--- Extracted data ---
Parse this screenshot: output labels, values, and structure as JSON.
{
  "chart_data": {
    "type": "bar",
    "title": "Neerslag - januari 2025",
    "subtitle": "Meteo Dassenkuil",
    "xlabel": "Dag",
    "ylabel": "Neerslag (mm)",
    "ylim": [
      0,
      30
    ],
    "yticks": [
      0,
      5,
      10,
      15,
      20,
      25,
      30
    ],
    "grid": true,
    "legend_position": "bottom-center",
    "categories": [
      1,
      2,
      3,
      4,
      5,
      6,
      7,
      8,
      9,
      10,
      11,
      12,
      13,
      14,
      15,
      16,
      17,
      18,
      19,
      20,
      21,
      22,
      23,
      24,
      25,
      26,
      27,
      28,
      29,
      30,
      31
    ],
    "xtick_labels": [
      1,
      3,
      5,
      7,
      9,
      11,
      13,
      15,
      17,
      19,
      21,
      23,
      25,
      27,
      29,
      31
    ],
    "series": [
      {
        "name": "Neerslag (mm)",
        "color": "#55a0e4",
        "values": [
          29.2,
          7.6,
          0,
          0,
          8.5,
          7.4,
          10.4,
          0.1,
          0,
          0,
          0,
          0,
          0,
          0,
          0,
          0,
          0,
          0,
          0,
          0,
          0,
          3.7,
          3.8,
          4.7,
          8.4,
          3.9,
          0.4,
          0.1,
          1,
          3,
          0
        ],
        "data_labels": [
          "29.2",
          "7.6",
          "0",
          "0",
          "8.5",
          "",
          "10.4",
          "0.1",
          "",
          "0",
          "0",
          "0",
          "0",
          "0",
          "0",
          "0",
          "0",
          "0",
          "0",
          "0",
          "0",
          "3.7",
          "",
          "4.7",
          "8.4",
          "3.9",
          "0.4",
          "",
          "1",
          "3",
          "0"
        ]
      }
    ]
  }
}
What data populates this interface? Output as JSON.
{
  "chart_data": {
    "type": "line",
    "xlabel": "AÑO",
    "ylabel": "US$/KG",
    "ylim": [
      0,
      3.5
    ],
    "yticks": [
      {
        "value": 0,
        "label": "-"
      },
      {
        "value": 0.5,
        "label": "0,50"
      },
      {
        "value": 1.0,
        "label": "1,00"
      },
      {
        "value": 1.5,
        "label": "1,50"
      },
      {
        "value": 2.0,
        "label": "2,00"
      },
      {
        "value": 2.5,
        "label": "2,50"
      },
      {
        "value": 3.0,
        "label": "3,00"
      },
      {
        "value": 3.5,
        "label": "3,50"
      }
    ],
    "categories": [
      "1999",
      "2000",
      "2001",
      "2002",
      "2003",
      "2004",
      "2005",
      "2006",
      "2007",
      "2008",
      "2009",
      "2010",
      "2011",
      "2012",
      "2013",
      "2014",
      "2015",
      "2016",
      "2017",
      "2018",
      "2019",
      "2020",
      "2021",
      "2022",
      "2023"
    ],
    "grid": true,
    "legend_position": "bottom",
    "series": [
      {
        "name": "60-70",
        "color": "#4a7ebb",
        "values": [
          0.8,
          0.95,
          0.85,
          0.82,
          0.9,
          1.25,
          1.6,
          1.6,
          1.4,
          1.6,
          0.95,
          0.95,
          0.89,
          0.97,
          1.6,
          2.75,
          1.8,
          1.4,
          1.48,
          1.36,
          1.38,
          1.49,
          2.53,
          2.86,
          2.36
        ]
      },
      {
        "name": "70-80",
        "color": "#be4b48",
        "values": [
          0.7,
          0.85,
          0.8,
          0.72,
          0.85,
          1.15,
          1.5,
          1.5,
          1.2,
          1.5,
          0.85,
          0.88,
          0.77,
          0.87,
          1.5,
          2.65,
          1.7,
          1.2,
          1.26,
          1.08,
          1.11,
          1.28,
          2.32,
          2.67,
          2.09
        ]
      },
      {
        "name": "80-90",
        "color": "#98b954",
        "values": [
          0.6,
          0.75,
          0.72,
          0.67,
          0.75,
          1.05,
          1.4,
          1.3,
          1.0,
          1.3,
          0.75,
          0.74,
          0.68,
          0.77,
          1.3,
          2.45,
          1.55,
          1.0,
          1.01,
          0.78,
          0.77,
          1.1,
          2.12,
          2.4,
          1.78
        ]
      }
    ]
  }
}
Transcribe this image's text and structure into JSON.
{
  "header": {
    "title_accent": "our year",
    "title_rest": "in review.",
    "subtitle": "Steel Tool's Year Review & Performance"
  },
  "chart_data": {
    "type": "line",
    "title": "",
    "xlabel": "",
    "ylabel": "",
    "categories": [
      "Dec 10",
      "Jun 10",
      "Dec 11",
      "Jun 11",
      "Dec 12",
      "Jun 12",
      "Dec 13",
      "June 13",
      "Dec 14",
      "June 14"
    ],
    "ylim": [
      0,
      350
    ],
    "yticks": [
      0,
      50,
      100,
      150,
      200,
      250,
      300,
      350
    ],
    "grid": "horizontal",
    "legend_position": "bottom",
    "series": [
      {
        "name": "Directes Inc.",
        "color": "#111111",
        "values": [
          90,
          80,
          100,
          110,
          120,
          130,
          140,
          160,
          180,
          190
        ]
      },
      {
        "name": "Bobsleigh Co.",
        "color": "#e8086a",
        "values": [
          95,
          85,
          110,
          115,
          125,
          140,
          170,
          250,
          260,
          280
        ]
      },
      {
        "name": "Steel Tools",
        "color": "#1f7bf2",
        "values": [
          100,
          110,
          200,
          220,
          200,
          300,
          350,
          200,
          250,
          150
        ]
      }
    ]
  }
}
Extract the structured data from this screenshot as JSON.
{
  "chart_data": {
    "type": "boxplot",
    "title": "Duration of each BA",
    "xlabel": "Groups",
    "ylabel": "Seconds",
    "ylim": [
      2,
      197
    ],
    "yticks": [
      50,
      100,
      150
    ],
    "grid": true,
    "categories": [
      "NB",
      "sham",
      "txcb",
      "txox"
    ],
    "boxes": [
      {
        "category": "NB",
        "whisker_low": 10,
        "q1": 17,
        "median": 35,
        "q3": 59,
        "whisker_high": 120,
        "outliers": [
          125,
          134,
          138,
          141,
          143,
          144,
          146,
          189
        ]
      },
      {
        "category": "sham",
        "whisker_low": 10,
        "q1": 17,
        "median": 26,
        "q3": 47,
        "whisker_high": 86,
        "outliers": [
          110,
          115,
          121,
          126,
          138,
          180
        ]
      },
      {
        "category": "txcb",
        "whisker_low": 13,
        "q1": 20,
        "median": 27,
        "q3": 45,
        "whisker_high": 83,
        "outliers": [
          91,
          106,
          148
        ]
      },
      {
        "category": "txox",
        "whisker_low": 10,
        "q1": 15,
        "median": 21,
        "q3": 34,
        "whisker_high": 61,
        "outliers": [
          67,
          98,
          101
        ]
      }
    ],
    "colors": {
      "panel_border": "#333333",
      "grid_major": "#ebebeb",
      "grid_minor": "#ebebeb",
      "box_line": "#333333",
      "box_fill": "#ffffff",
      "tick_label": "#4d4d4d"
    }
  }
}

--- Your instructions ---
Copy out the whole listing exactly.

--- Task output ---
Parse this screenshot: output labels, values, and structure as JSON.
{
  "chart_data": {
    "type": "bar",
    "title": "Neerslag - januari 2025",
    "subtitle": "Meteo Dassenkuil",
    "xlabel": "Dag",
    "ylabel": "Neerslag (mm)",
    "ylim": [
      0,
      30
    ],
    "yticks": [
      0,
      5,
      10,
      15,
      20,
      25,
      30
    ],
    "grid": true,
    "legend_position": "bottom-center",
    "categories": [
      1,
      2,
      3,
      4,
      5,
      6,
      7,
      8,
      9,
      10,
      11,
      12,
      13,
      14,
      15,
      16,
      17,
      18,
      19,
      20,
      21,
      22,
      23,
      24,
      25,
      26,
      27,
      28,
      29,
      30,
      31
    ],
    "xtick_labels": [
      1,
      3,
      5,
      7,
      9,
      11,
      13,
      15,
      17,
      19,
      21,
      23,
      25,
      27,
      29,
      31
    ],
    "series": [
      {
        "name": "Neerslag (mm)",
        "color": "#55a0e4",
        "values": [
          29.2,
          7.6,
          0,
          0,
          8.5,
          7.4,
          10.4,
          0.1,
          0,
          0,
          0,
          0,
          0,
          0,
          0,
          0,
          0,
          0,
          0,
          0,
          0,
          3.7,
          3.8,
          4.7,
          8.4,
          3.9,
          0.4,
          0.1,
          1,
          3,
          0
        ],
        "data_labels": [
          "29.2",
          "7.6",
          "0",
          "0",
          "8.5",
          "",
          "10.4",
          "0.1",
          "",
          "0",
          "0",
          "0",
          "0",
          "0",
          "0",
          "0",
          "0",
          "0",
          "0",
          "0",
          "0",
          "3.7",
          "",
          "4.7",
          "8.4",
          "3.9",
          "0.4",
          "",
          "1",
          "3",
          "0"
        ]
      }
    ]
  }
}
What data populates this interface? Output as JSON.
{
  "chart_data": {
    "type": "line",
    "xlabel": "AÑO",
    "ylabel": "US$/KG",
    "ylim": [
      0,
      3.5
    ],
    "yticks": [
      {
        "value": 0,
        "label": "-"
      },
      {
        "value": 0.5,
        "label": "0,50"
      },
      {
        "value": 1.0,
        "label": "1,00"
      },
      {
        "value": 1.5,
        "label": "1,50"
      },
      {
        "value": 2.0,
        "label": "2,00"
      },
      {
        "value": 2.5,
        "label": "2,50"
      },
      {
        "value": 3.0,
        "label": "3,00"
      },
      {
        "value": 3.5,
        "label": "3,50"
      }
    ],
    "categories": [
      "1999",
      "2000",
      "2001",
      "2002",
      "2003",
      "2004",
      "2005",
      "2006",
      "2007",
      "2008",
      "2009",
      "2010",
      "2011",
      "2012",
      "2013",
      "2014",
      "2015",
      "2016",
      "2017",
      "2018",
      "2019",
      "2020",
      "2021",
      "2022",
      "2023"
    ],
    "grid": true,
    "legend_position": "bottom",
    "series": [
      {
        "name": "60-70",
        "color": "#4a7ebb",
        "values": [
          0.8,
          0.95,
          0.85,
          0.82,
          0.9,
          1.25,
          1.6,
          1.6,
          1.4,
          1.6,
          0.95,
          0.95,
          0.89,
          0.97,
          1.6,
          2.75,
          1.8,
          1.4,
          1.48,
          1.36,
          1.38,
          1.49,
          2.53,
          2.86,
          2.36
        ]
      },
      {
        "name": "70-80",
        "color": "#be4b48",
        "values": [
          0.7,
          0.85,
          0.8,
          0.72,
          0.85,
          1.15,
          1.5,
          1.5,
          1.2,
          1.5,
          0.85,
          0.88,
          0.77,
          0.87,
          1.5,
          2.65,
          1.7,
          1.2,
          1.26,
          1.08,
          1.11,
          1.28,
          2.32,
          2.67,
          2.09
        ]
      },
      {
        "name": "80-90",
        "color": "#98b954",
        "values": [
          0.6,
          0.75,
          0.72,
          0.67,
          0.75,
          1.05,
          1.4,
          1.3,
          1.0,
          1.3,
          0.75,
          0.74,
          0.68,
          0.77,
          1.3,
          2.45,
          1.55,
          1.0,
          1.01,
          0.78,
          0.77,
          1.1,
          2.12,
          2.4,
          1.78
        ]
      }
    ]
  }
}
Transcribe this image's text and structure into JSON.
{
  "header": {
    "title_accent": "our year",
    "title_rest": "in review.",
    "subtitle": "Steel Tool's Year Review & Performance"
  },
  "chart_data": {
    "type": "line",
    "title": "",
    "xlabel": "",
    "ylabel": "",
    "categories": [
      "Dec 10",
      "Jun 10",
      "Dec 11",
      "Jun 11",
      "Dec 12",
      "Jun 12",
      "Dec 13",
      "June 13",
      "Dec 14",
      "June 14"
    ],
    "ylim": [
      0,
      350
    ],
    "yticks": [
      0,
      50,
      100,
      150,
      200,
      250,
      300,
      350
    ],
    "grid": "horizontal",
    "legend_position": "bottom",
    "series": [
      {
        "name": "Directes Inc.",
        "color": "#111111",
        "values": [
          90,
          80,
          100,
          110,
          120,
          130,
          140,
          160,
          180,
          190
        ]
      },
      {
        "name": "Bobsleigh Co.",
        "color": "#e8086a",
        "values": [
          95,
          85,
          110,
          115,
          125,
          140,
          170,
          250,
          260,
          280
        ]
      },
      {
        "name": "Steel Tools",
        "color": "#1f7bf2",
        "values": [
          100,
          110,
          200,
          220,
          200,
          300,
          350,
          200,
          250,
          150
        ]
      }
    ]
  }
}
Extract the structured data from this screenshot as JSON.
{
  "chart_data": {
    "type": "boxplot",
    "title": "Duration of each BA",
    "xlabel": "Groups",
    "ylabel": "Seconds",
    "ylim": [
      2,
      197
    ],
    "yticks": [
      50,
      100,
      150
    ],
    "grid": true,
    "categories": [
      "NB",
      "sham",
      "txcb",
      "txox"
    ],
    "boxes": [
      {
        "category": "NB",
        "whisker_low": 10,
        "q1": 17,
        "median": 35,
        "q3": 59,
        "whisker_high": 120,
        "outliers": [
          125,
          134,
          138,
          141,
          143,
          144,
          146,
          189
        ]
      },
      {
        "category": "sham",
        "whisker_low": 10,
        "q1": 17,
        "median": 26,
        "q3": 47,
        "whisker_high": 86,
        "outliers": [
          110,
          115,
          121,
          126,
          138,
          180
        ]
      },
      {
        "category": "txcb",
        "whisker_low": 13,
        "q1": 20,
        "median": 27,
        "q3": 45,
        "whisker_high": 83,
        "outliers": [
          91,
          106,
          148
        ]
      },
      {
        "category": "txox",
        "whisker_low": 10,
        "q1": 15,
        "median": 21,
        "q3": 34,
        "whisker_high": 61,
        "outliers": [
          67,
          98,
          101
        ]
      }
    ],
    "colors": {
      "panel_border": "#333333",
      "grid_major": "#ebebeb",
      "grid_minor": "#ebebeb",
      "box_line": "#333333",
      "box_fill": "#ffffff",
      "tick_label": "#4d4d4d"
    }
  }
}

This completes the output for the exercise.